## Start Records to process

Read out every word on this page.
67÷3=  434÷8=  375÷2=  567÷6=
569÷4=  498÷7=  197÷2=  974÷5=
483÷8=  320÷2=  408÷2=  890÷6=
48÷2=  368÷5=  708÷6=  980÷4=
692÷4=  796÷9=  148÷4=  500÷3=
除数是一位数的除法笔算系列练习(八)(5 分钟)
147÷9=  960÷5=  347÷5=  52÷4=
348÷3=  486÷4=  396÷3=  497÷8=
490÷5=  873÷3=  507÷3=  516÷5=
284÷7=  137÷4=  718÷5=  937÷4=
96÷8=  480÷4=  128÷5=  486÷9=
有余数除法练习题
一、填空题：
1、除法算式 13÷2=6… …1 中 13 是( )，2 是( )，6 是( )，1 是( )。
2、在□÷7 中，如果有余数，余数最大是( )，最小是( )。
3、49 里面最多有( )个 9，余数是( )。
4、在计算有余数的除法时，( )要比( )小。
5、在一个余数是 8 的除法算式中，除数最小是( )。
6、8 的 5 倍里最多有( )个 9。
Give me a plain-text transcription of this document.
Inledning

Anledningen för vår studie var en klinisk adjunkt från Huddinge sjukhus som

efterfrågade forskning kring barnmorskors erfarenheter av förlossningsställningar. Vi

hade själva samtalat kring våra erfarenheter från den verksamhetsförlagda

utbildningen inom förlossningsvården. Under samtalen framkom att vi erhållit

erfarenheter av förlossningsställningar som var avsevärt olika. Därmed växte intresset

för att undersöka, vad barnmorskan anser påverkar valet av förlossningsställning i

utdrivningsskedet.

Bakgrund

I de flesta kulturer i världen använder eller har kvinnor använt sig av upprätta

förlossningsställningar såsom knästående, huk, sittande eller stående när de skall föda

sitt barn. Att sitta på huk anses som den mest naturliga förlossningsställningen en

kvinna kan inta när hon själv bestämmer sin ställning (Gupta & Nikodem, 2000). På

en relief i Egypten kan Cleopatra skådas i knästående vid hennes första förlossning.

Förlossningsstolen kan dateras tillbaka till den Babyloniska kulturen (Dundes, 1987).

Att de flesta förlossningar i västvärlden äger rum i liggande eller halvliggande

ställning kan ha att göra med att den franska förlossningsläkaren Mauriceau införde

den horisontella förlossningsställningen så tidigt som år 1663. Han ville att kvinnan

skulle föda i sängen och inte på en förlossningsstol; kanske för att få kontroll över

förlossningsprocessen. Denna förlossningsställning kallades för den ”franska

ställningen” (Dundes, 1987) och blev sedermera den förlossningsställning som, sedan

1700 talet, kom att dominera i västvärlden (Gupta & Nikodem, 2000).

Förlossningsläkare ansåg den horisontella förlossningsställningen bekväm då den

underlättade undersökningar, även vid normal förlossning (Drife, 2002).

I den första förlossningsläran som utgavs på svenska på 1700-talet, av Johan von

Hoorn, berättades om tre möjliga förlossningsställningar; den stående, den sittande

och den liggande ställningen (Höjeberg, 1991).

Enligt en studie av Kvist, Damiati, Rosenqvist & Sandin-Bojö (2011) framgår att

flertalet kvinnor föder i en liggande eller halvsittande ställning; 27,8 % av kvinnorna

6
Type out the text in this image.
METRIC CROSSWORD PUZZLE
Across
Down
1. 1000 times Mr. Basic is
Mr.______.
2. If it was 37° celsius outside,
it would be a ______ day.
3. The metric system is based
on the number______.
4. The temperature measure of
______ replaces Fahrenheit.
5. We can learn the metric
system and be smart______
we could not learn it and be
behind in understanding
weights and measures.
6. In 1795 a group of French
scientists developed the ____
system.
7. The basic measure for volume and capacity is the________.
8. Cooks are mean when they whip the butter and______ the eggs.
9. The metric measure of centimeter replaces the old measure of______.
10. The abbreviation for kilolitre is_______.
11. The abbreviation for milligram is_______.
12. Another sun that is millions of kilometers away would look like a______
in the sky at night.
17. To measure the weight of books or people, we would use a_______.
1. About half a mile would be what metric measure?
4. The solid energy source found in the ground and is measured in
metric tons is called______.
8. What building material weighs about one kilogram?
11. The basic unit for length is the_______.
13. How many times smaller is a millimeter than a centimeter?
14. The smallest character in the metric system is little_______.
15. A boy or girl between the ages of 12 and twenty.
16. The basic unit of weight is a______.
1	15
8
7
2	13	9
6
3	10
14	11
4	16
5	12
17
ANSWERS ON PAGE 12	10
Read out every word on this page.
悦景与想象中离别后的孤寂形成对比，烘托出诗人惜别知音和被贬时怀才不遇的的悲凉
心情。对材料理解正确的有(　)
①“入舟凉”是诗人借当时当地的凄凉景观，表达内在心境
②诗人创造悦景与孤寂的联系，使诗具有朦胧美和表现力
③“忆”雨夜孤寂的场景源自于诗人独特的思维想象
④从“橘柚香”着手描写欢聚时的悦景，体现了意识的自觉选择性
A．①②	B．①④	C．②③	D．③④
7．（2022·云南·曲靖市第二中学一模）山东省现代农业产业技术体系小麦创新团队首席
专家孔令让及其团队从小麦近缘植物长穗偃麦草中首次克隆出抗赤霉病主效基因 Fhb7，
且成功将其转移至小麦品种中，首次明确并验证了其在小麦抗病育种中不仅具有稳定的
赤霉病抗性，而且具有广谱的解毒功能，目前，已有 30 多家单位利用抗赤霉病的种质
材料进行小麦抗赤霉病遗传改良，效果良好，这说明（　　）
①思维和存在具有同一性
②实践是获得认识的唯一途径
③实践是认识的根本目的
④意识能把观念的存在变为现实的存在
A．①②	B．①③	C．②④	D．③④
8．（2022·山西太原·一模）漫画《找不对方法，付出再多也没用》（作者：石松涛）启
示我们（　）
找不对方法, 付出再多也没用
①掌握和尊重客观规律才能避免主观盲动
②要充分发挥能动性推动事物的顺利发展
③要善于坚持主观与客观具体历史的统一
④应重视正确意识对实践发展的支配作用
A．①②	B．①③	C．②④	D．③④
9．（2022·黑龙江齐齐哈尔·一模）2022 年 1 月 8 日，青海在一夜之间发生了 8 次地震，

## End Records to process

▸ **Directions for this task**
Write out every entry exactly as given.

▸ **Reply**
Read out every word on this page.
67÷3=  434÷8=  375÷2=  567÷6=
569÷4=  498÷7=  197÷2=  974÷5=
483÷8=  320÷2=  408÷2=  890÷6=
48÷2=  368÷5=  708÷6=  980÷4=
692÷4=  796÷9=  148÷4=  500÷3=
除数是一位数的除法笔算系列练习(八)(5 分钟)
147÷9=  960÷5=  347÷5=  52÷4=
348÷3=  486÷4=  396÷3=  497÷8=
490÷5=  873÷3=  507÷3=  516÷5=
284÷7=  137÷4=  718÷5=  937÷4=
96÷8=  480÷4=  128÷5=  486÷9=
有余数除法练习题
一、填空题：
1、除法算式 13÷2=6… …1 中 13 是( )，2 是( )，6 是( )，1 是( )。
2、在□÷7 中，如果有余数，余数最大是( )，最小是( )。
3、49 里面最多有( )个 9，余数是( )。
4、在计算有余数的除法时，( )要比( )小。
5、在一个余数是 8 的除法算式中，除数最小是( )。
6、8 的 5 倍里最多有( )个 9。
Give me a plain-text transcription of this document.
Inledning

Anledningen för vår studie var en klinisk adjunkt från Huddinge sjukhus som

efterfrågade forskning kring barnmorskors erfarenheter av förlossningsställningar. Vi

hade själva samtalat kring våra erfarenheter från den verksamhetsförlagda

utbildningen inom förlossningsvården. Under samtalen framkom att vi erhållit

erfarenheter av förlossningsställningar som var avsevärt olika. Därmed växte intresset

för att undersöka, vad barnmorskan anser påverkar valet av förlossningsställning i

utdrivningsskedet.

Bakgrund

I de flesta kulturer i världen använder eller har kvinnor använt sig av upprätta

förlossningsställningar såsom knästående, huk, sittande eller stående när de skall föda

sitt barn. Att sitta på huk anses som den mest naturliga förlossningsställningen en

kvinna kan inta när hon själv bestämmer sin ställning (Gupta & Nikodem, 2000). På

en relief i Egypten kan Cleopatra skådas i knästående vid hennes första förlossning.

Förlossningsstolen kan dateras tillbaka till den Babyloniska kulturen (Dundes, 1987).

Att de flesta förlossningar i västvärlden äger rum i liggande eller halvliggande

ställning kan ha att göra med att den franska förlossningsläkaren Mauriceau införde

den horisontella förlossningsställningen så tidigt som år 1663. Han ville att kvinnan

skulle föda i sängen och inte på en förlossningsstol; kanske för att få kontroll över

förlossningsprocessen. Denna förlossningsställning kallades för den ”franska

ställningen” (Dundes, 1987) och blev sedermera den förlossningsställning som, sedan

1700 talet, kom att dominera i västvärlden (Gupta & Nikodem, 2000).

Förlossningsläkare ansåg den horisontella förlossningsställningen bekväm då den

underlättade undersökningar, även vid normal förlossning (Drife, 2002).

I den första förlossningsläran som utgavs på svenska på 1700-talet, av Johan von

Hoorn, berättades om tre möjliga förlossningsställningar; den stående, den sittande

och den liggande ställningen (Höjeberg, 1991).

Enligt en studie av Kvist, Damiati, Rosenqvist & Sandin-Bojö (2011) framgår att

flertalet kvinnor föder i en liggande eller halvsittande ställning; 27,8 % av kvinnorna

6
Type out the text in this image.
METRIC CROSSWORD PUZZLE
Across
Down
1. 1000 times Mr. Basic is
Mr.______.
2. If it was 37° celsius outside,
it would be a ______ day.
3. The metric system is based
on the number______.
4. The temperature measure of
______ replaces Fahrenheit.
5. We can learn the metric
system and be smart______
we could not learn it and be
behind in understanding
weights and measures.
6. In 1795 a group of French
scientists developed the ____
system.
7. The basic measure for volume and capacity is the________.
8. Cooks are mean when they whip the butter and______ the eggs.
9. The metric measure of centimeter replaces the old measure of______.
10. The abbreviation for kilolitre is_______.
11. The abbreviation for milligram is_______.
12. Another sun that is millions of kilometers away would look like a______
in the sky at night.
17. To measure the weight of books or people, we would use a_______.
1. About half a mile would be what metric measure?
4. The solid energy source found in the ground and is measured in
metric tons is called______.
8. What building material weighs about one kilogram?
11. The basic unit for length is the_______.
13. How many times smaller is a millimeter than a centimeter?
14. The smallest character in the metric system is little_______.
15. A boy or girl between the ages of 12 and twenty.
16. The basic unit of weight is a______.
1	15
8
7
2	13	9
6
3	10
14	11
4	16
5	12
17
ANSWERS ON PAGE 12	10
Read out every word on this page.
悦景与想象中离别后的孤寂形成对比，烘托出诗人惜别知音和被贬时怀才不遇的的悲凉
心情。对材料理解正确的有(　)
①“入舟凉”是诗人借当时当地的凄凉景观，表达内在心境
②诗人创造悦景与孤寂的联系，使诗具有朦胧美和表现力
③“忆”雨夜孤寂的场景源自于诗人独特的思维想象
④从“橘柚香”着手描写欢聚时的悦景，体现了意识的自觉选择性
A．①②	B．①④	C．②③	D．③④
7．（2022·云南·曲靖市第二中学一模）山东省现代农业产业技术体系小麦创新团队首席
专家孔令让及其团队从小麦近缘植物长穗偃麦草中首次克隆出抗赤霉病主效基因 Fhb7，
且成功将其转移至小麦品种中，首次明确并验证了其在小麦抗病育种中不仅具有稳定的
赤霉病抗性，而且具有广谱的解毒功能，目前，已有 30 多家单位利用抗赤霉病的种质
材料进行小麦抗赤霉病遗传改良，效果良好，这说明（　　）
①思维和存在具有同一性
②实践是获得认识的唯一途径
③实践是认识的根本目的
④意识能把观念的存在变为现实的存在
A．①②	B．①③	C．②④	D．③④
8．（2022·山西太原·一模）漫画《找不对方法，付出再多也没用》（作者：石松涛）启
示我们（　）
找不对方法, 付出再多也没用
①掌握和尊重客观规律才能避免主观盲动
②要充分发挥能动性推动事物的顺利发展
③要善于坚持主观与客观具体历史的统一
④应重视正确意识对实践发展的支配作用
A．①②	B．①③	C．②④	D．③④
9．（2022·黑龙江齐齐哈尔·一模）2022 年 1 月 8 日，青海在一夜之间发生了 8 次地震，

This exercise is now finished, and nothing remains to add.